**Data to process**
● ● ● ● ● ● ●
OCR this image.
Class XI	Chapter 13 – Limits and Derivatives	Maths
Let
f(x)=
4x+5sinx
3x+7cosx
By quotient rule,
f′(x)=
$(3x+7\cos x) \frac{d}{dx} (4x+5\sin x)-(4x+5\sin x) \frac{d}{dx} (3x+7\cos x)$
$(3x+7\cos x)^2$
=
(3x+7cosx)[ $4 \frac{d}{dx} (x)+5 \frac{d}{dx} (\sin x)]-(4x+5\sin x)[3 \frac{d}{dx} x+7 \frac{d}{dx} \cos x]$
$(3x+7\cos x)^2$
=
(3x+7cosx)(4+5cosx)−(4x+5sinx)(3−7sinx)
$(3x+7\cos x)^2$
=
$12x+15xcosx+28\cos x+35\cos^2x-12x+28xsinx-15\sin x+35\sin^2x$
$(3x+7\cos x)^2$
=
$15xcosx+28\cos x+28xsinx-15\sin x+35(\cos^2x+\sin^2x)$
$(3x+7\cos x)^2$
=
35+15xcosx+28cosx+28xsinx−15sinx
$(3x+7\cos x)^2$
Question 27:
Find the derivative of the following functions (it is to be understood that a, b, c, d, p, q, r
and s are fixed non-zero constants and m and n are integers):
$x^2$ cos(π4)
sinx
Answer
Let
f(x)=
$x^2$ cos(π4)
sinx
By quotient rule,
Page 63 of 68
● ● ● ● ● ● ●
Please output the entire listing exactly as it stands.

OCR this image.
Class XI	Chapter 13 – Limits and Derivatives	Maths
Let
f(x)=
4x+5sinx
3x+7cosx
By quotient rule,
f′(x)=
$(3x+7\cos x) \frac{d}{dx} (4x+5\sin x)-(4x+5\sin x) \frac{d}{dx} (3x+7\cos x)$
$(3x+7\cos x)^2$
=
(3x+7cosx)[ $4 \frac{d}{dx} (x)+5 \frac{d}{dx} (\sin x)]-(4x+5\sin x)[3 \frac{d}{dx} x+7 \frac{d}{dx} \cos x]$
$(3x+7\cos x)^2$
=
(3x+7cosx)(4+5cosx)−(4x+5sinx)(3−7sinx)
$(3x+7\cos x)^2$
=
$12x+15xcosx+28\cos x+35\cos^2x-12x+28xsinx-15\sin x+35\sin^2x$
$(3x+7\cos x)^2$
=
$15xcosx+28\cos x+28xsinx-15\sin x+35(\cos^2x+\sin^2x)$
$(3x+7\cos x)^2$
=
35+15xcosx+28cosx+28xsinx−15sinx
$(3x+7\cos x)^2$
Question 27:
Find the derivative of the following functions (it is to be understood that a, b, c, d, p, q, r
and s are fixed non-zero constants and m and n are integers):
$x^2$ cos(π4)
sinx
Answer
Let
f(x)=
$x^2$ cos(π4)
sinx
By quotient rule,
Page 63 of 68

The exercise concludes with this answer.